[Task instructions]
Repeat each record below exactly, dropping the pictures.

[Input rows]
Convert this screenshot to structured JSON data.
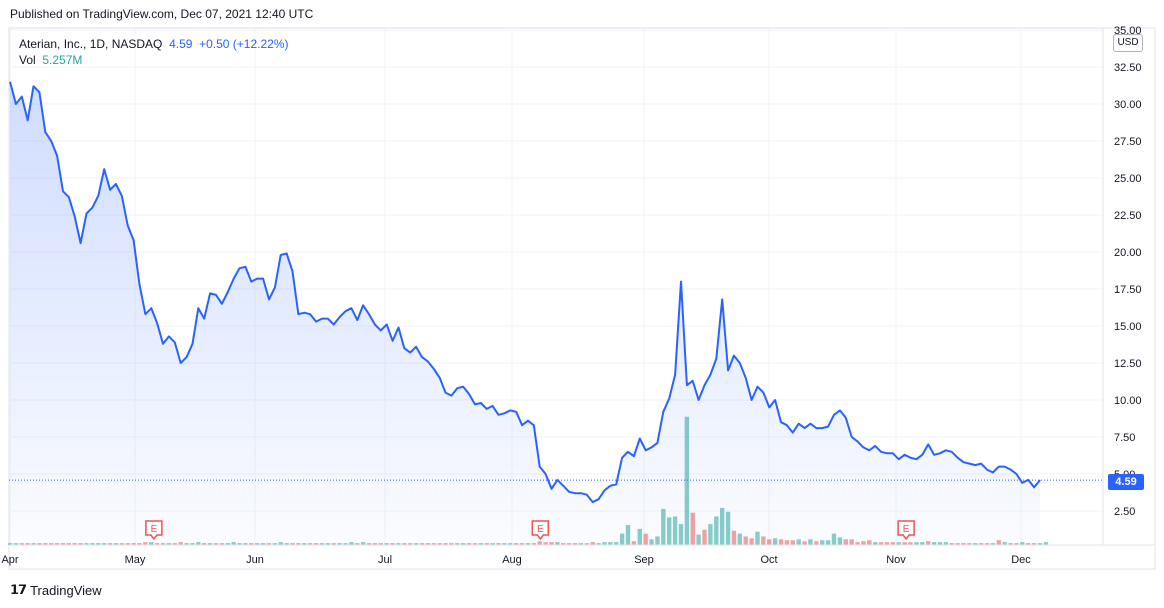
{
  "header": {
    "published": "Published on TradingView.com, Dec 07, 2021 12:40 UTC"
  },
  "legend": {
    "symbol": "Aterian, Inc., 1D, NASDAQ",
    "price": "4.59",
    "change": "+0.50 (+12.22%)",
    "vol_label": "Vol",
    "vol_value": "5.257M"
  },
  "price_axis": {
    "currency": "USD",
    "last_price": "4.59"
  },
  "footer": {
    "brand": "TradingView"
  },
  "colors": {
    "line": "#2962ff",
    "vol_up": "#26a69a",
    "vol_down": "#ef5350",
    "earnings": "#ef5350"
  },
  "chart_data": {
    "type": "area",
    "ylim": [
      0,
      35
    ],
    "y_ticks": [
      "2.50",
      "5.00",
      "7.50",
      "10.00",
      "12.50",
      "15.00",
      "17.50",
      "20.00",
      "22.50",
      "25.00",
      "27.50",
      "30.00",
      "32.50",
      "35.00"
    ],
    "x_ticks": [
      "Apr",
      "May",
      "Jun",
      "Jul",
      "Aug",
      "Sep",
      "Oct",
      "Nov",
      "Dec"
    ],
    "earnings_markers": [
      {
        "label": "E",
        "t": 0.13
      },
      {
        "label": "E",
        "t": 0.51
      },
      {
        "label": "E",
        "t": 0.87
      }
    ],
    "price_series": [
      31.5,
      30.0,
      30.5,
      28.9,
      31.2,
      30.8,
      28.1,
      27.5,
      26.5,
      24.1,
      23.7,
      22.4,
      20.6,
      22.6,
      23.0,
      23.8,
      25.6,
      24.2,
      24.6,
      23.8,
      21.8,
      20.8,
      17.8,
      15.8,
      16.2,
      15.2,
      13.8,
      14.3,
      13.9,
      12.5,
      12.9,
      13.8,
      16.2,
      15.5,
      17.2,
      17.1,
      16.5,
      17.3,
      18.2,
      18.9,
      19.0,
      18.0,
      18.2,
      18.2,
      16.8,
      17.6,
      19.8,
      19.9,
      18.7,
      15.8,
      15.9,
      15.8,
      15.3,
      15.5,
      15.5,
      15.1,
      15.6,
      16.0,
      16.2,
      15.4,
      16.4,
      15.8,
      15.1,
      14.7,
      15.1,
      14.0,
      14.9,
      13.5,
      13.2,
      13.6,
      12.9,
      12.6,
      12.1,
      11.5,
      10.5,
      10.3,
      10.8,
      10.9,
      10.4,
      9.7,
      9.8,
      9.4,
      9.6,
      9.0,
      9.1,
      9.3,
      9.2,
      8.3,
      8.6,
      8.3,
      5.5,
      5.0,
      4.0,
      4.6,
      4.2,
      3.8,
      3.7,
      3.7,
      3.6,
      3.1,
      3.3,
      3.9,
      4.2,
      4.3,
      6.1,
      6.5,
      6.2,
      7.4,
      6.6,
      6.8,
      7.1,
      9.2,
      10.1,
      11.7,
      18.0,
      11.0,
      11.3,
      10.0,
      11.0,
      11.7,
      12.8,
      16.8,
      12.0,
      13.0,
      12.5,
      11.5,
      10.0,
      10.9,
      10.5,
      9.5,
      10.0,
      8.5,
      8.3,
      7.8,
      8.4,
      8.1,
      8.4,
      8.1,
      8.1,
      8.2,
      9.0,
      9.3,
      8.8,
      7.5,
      7.2,
      6.8,
      6.6,
      6.9,
      6.5,
      6.4,
      6.4,
      6.0,
      6.3,
      6.1,
      6.0,
      6.3,
      7.0,
      6.3,
      6.4,
      6.6,
      6.5,
      6.1,
      5.8,
      5.7,
      5.6,
      5.7,
      5.3,
      5.1,
      5.5,
      5.5,
      5.3,
      5.0,
      4.4,
      4.6,
      4.1,
      4.59
    ],
    "volume_series": [
      0.2,
      0.2,
      0.2,
      0.2,
      0.2,
      0.2,
      0.2,
      0.2,
      0.2,
      0.2,
      0.2,
      0.2,
      0.2,
      0.2,
      0.2,
      0.2,
      0.2,
      0.2,
      0.2,
      0.2,
      0.2,
      0.2,
      0.2,
      0.3,
      0.3,
      0.2,
      0.2,
      0.2,
      0.2,
      0.3,
      0.2,
      0.2,
      0.3,
      0.2,
      0.2,
      0.2,
      0.2,
      0.2,
      0.3,
      0.2,
      0.2,
      0.2,
      0.2,
      0.2,
      0.2,
      0.2,
      0.3,
      0.2,
      0.2,
      0.2,
      0.2,
      0.2,
      0.2,
      0.2,
      0.2,
      0.2,
      0.2,
      0.2,
      0.3,
      0.2,
      0.3,
      0.2,
      0.2,
      0.2,
      0.2,
      0.2,
      0.2,
      0.2,
      0.2,
      0.2,
      0.2,
      0.2,
      0.2,
      0.2,
      0.2,
      0.2,
      0.2,
      0.2,
      0.2,
      0.2,
      0.2,
      0.2,
      0.2,
      0.2,
      0.2,
      0.2,
      0.2,
      0.2,
      0.2,
      0.2,
      0.4,
      0.3,
      0.3,
      0.3,
      0.2,
      0.2,
      0.2,
      0.2,
      0.2,
      0.3,
      0.2,
      0.3,
      0.3,
      0.3,
      1.2,
      2.1,
      0.4,
      1.7,
      1.2,
      0.6,
      0.9,
      3.8,
      2.9,
      3.0,
      2.2,
      13.5,
      3.4,
      1.1,
      1.6,
      2.2,
      3.0,
      3.9,
      3.5,
      1.5,
      1.2,
      0.9,
      0.7,
      1.4,
      0.9,
      0.6,
      0.7,
      0.6,
      0.5,
      0.5,
      0.6,
      0.4,
      0.6,
      0.4,
      0.5,
      0.5,
      1.2,
      0.8,
      0.6,
      0.6,
      0.3,
      0.4,
      0.5,
      0.3,
      0.3,
      0.3,
      0.3,
      0.3,
      0.3,
      0.3,
      0.3,
      0.3,
      0.4,
      0.3,
      0.3,
      0.3,
      0.2,
      0.2,
      0.2,
      0.2,
      0.2,
      0.2,
      0.2,
      0.2,
      0.5,
      0.3,
      0.2,
      0.2,
      0.3,
      0.2,
      0.2,
      0.2,
      0.3
    ],
    "volume_up": [
      1,
      1,
      0,
      0,
      1,
      0,
      0,
      0,
      0,
      0,
      0,
      0,
      0,
      1,
      1,
      1,
      1,
      0,
      1,
      0,
      0,
      0,
      0,
      0,
      1,
      0,
      0,
      1,
      0,
      0,
      1,
      1,
      1,
      0,
      1,
      0,
      0,
      1,
      1,
      1,
      1,
      0,
      1,
      1,
      0,
      1,
      1,
      1,
      0,
      0,
      1,
      0,
      0,
      1,
      1,
      0,
      1,
      1,
      1,
      0,
      1,
      0,
      0,
      0,
      1,
      0,
      1,
      0,
      0,
      1,
      0,
      0,
      0,
      0,
      0,
      0,
      1,
      1,
      0,
      0,
      1,
      0,
      1,
      0,
      1,
      1,
      0,
      0,
      1,
      0,
      0,
      0,
      0,
      1,
      0,
      0,
      0,
      1,
      0,
      0,
      1,
      1,
      1,
      1,
      1,
      1,
      0,
      1,
      0,
      1,
      1,
      1,
      1,
      1,
      1,
      1,
      0,
      1,
      0,
      1,
      1,
      1,
      1,
      0,
      1,
      0,
      0,
      1,
      0,
      0,
      1,
      0,
      0,
      0,
      1,
      0,
      1,
      0,
      1,
      1,
      1,
      1,
      0,
      0,
      0,
      0,
      0,
      1,
      0,
      0,
      0,
      1,
      0,
      0,
      1,
      1,
      0,
      1,
      1,
      1,
      0,
      0,
      0,
      0,
      1,
      0,
      0,
      1,
      0,
      1,
      0,
      0,
      1,
      0,
      0,
      1,
      1
    ]
  }
}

[Final result]
Convert this screenshot to structured JSON data.
{
  "header": {
    "published": "Published on TradingView.com, Dec 07, 2021 12:40 UTC"
  },
  "legend": {
    "symbol": "Aterian, Inc., 1D, NASDAQ",
    "price": "4.59",
    "change": "+0.50 (+12.22%)",
    "vol_label": "Vol",
    "vol_value": "5.257M"
  },
  "price_axis": {
    "currency": "USD",
    "last_price": "4.59"
  },
  "footer": {
    "brand": "TradingView"
  },
  "colors": {
    "line": "#2962ff",
    "vol_up": "#26a69a",
    "vol_down": "#ef5350",
    "earnings": "#ef5350"
  },
  "chart_data": {
    "type": "area",
    "ylim": [
      0,
      35
    ],
    "y_ticks": [
      "2.50",
      "5.00",
      "7.50",
      "10.00",
      "12.50",
      "15.00",
      "17.50",
      "20.00",
      "22.50",
      "25.00",
      "27.50",
      "30.00",
      "32.50",
      "35.00"
    ],
    "x_ticks": [
      "Apr",
      "May",
      "Jun",
      "Jul",
      "Aug",
      "Sep",
      "Oct",
      "Nov",
      "Dec"
    ],
    "earnings_markers": [
      {
        "label": "E",
        "t": 0.13
      },
      {
        "label": "E",
        "t": 0.51
      },
      {
        "label": "E",
        "t": 0.87
      }
    ],
    "price_series": [
      31.5,
      30.0,
      30.5,
      28.9,
      31.2,
      30.8,
      28.1,
      27.5,
      26.5,
      24.1,
      23.7,
      22.4,
      20.6,
      22.6,
      23.0,
      23.8,
      25.6,
      24.2,
      24.6,
      23.8,
      21.8,
      20.8,
      17.8,
      15.8,
      16.2,
      15.2,
      13.8,
      14.3,
      13.9,
      12.5,
      12.9,
      13.8,
      16.2,
      15.5,
      17.2,
      17.1,
      16.5,
      17.3,
      18.2,
      18.9,
      19.0,
      18.0,
      18.2,
      18.2,
      16.8,
      17.6,
      19.8,
      19.9,
      18.7,
      15.8,
      15.9,
      15.8,
      15.3,
      15.5,
      15.5,
      15.1,
      15.6,
      16.0,
      16.2,
      15.4,
      16.4,
      15.8,
      15.1,
      14.7,
      15.1,
      14.0,
      14.9,
      13.5,
      13.2,
      13.6,
      12.9,
      12.6,
      12.1,
      11.5,
      10.5,
      10.3,
      10.8,
      10.9,
      10.4,
      9.7,
      9.8,
      9.4,
      9.6,
      9.0,
      9.1,
      9.3,
      9.2,
      8.3,
      8.6,
      8.3,
      5.5,
      5.0,
      4.0,
      4.6,
      4.2,
      3.8,
      3.7,
      3.7,
      3.6,
      3.1,
      3.3,
      3.9,
      4.2,
      4.3,
      6.1,
      6.5,
      6.2,
      7.4,
      6.6,
      6.8,
      7.1,
      9.2,
      10.1,
      11.7,
      18.0,
      11.0,
      11.3,
      10.0,
      11.0,
      11.7,
      12.8,
      16.8,
      12.0,
      13.0,
      12.5,
      11.5,
      10.0,
      10.9,
      10.5,
      9.5,
      10.0,
      8.5,
      8.3,
      7.8,
      8.4,
      8.1,
      8.4,
      8.1,
      8.1,
      8.2,
      9.0,
      9.3,
      8.8,
      7.5,
      7.2,
      6.8,
      6.6,
      6.9,
      6.5,
      6.4,
      6.4,
      6.0,
      6.3,
      6.1,
      6.0,
      6.3,
      7.0,
      6.3,
      6.4,
      6.6,
      6.5,
      6.1,
      5.8,
      5.7,
      5.6,
      5.7,
      5.3,
      5.1,
      5.5,
      5.5,
      5.3,
      5.0,
      4.4,
      4.6,
      4.1,
      4.59
    ],
    "volume_series": [
      0.2,
      0.2,
      0.2,
      0.2,
      0.2,
      0.2,
      0.2,
      0.2,
      0.2,
      0.2,
      0.2,
      0.2,
      0.2,
      0.2,
      0.2,
      0.2,
      0.2,
      0.2,
      0.2,
      0.2,
      0.2,
      0.2,
      0.2,
      0.3,
      0.3,
      0.2,
      0.2,
      0.2,
      0.2,
      0.3,
      0.2,
      0.2,
      0.3,
      0.2,
      0.2,
      0.2,
      0.2,
      0.2,
      0.3,
      0.2,
      0.2,
      0.2,
      0.2,
      0.2,
      0.2,
      0.2,
      0.3,
      0.2,
      0.2,
      0.2,
      0.2,
      0.2,
      0.2,
      0.2,
      0.2,
      0.2,
      0.2,
      0.2,
      0.3,
      0.2,
      0.3,
      0.2,
      0.2,
      0.2,
      0.2,
      0.2,
      0.2,
      0.2,
      0.2,
      0.2,
      0.2,
      0.2,
      0.2,
      0.2,
      0.2,
      0.2,
      0.2,
      0.2,
      0.2,
      0.2,
      0.2,
      0.2,
      0.2,
      0.2,
      0.2,
      0.2,
      0.2,
      0.2,
      0.2,
      0.2,
      0.4,
      0.3,
      0.3,
      0.3,
      0.2,
      0.2,
      0.2,
      0.2,
      0.2,
      0.3,
      0.2,
      0.3,
      0.3,
      0.3,
      1.2,
      2.1,
      0.4,
      1.7,
      1.2,
      0.6,
      0.9,
      3.8,
      2.9,
      3.0,
      2.2,
      13.5,
      3.4,
      1.1,
      1.6,
      2.2,
      3.0,
      3.9,
      3.5,
      1.5,
      1.2,
      0.9,
      0.7,
      1.4,
      0.9,
      0.6,
      0.7,
      0.6,
      0.5,
      0.5,
      0.6,
      0.4,
      0.6,
      0.4,
      0.5,
      0.5,
      1.2,
      0.8,
      0.6,
      0.6,
      0.3,
      0.4,
      0.5,
      0.3,
      0.3,
      0.3,
      0.3,
      0.3,
      0.3,
      0.3,
      0.3,
      0.3,
      0.4,
      0.3,
      0.3,
      0.3,
      0.2,
      0.2,
      0.2,
      0.2,
      0.2,
      0.2,
      0.2,
      0.2,
      0.5,
      0.3,
      0.2,
      0.2,
      0.3,
      0.2,
      0.2,
      0.2,
      0.3
    ],
    "volume_up": [
      1,
      1,
      0,
      0,
      1,
      0,
      0,
      0,
      0,
      0,
      0,
      0,
      0,
      1,
      1,
      1,
      1,
      0,
      1,
      0,
      0,
      0,
      0,
      0,
      1,
      0,
      0,
      1,
      0,
      0,
      1,
      1,
      1,
      0,
      1,
      0,
      0,
      1,
      1,
      1,
      1,
      0,
      1,
      1,
      0,
      1,
      1,
      1,
      0,
      0,
      1,
      0,
      0,
      1,
      1,
      0,
      1,
      1,
      1,
      0,
      1,
      0,
      0,
      0,
      1,
      0,
      1,
      0,
      0,
      1,
      0,
      0,
      0,
      0,
      0,
      0,
      1,
      1,
      0,
      0,
      1,
      0,
      1,
      0,
      1,
      1,
      0,
      0,
      1,
      0,
      0,
      0,
      0,
      1,
      0,
      0,
      0,
      1,
      0,
      0,
      1,
      1,
      1,
      1,
      1,
      1,
      0,
      1,
      0,
      1,
      1,
      1,
      1,
      1,
      1,
      1,
      0,
      1,
      0,
      1,
      1,
      1,
      1,
      0,
      1,
      0,
      0,
      1,
      0,
      0,
      1,
      0,
      0,
      0,
      1,
      0,
      1,
      0,
      1,
      1,
      1,
      1,
      0,
      0,
      0,
      0,
      0,
      1,
      0,
      0,
      0,
      1,
      0,
      0,
      1,
      1,
      0,
      1,
      1,
      1,
      0,
      0,
      0,
      0,
      1,
      0,
      0,
      1,
      0,
      1,
      0,
      0,
      1,
      0,
      0,
      1,
      1
    ]
  }
}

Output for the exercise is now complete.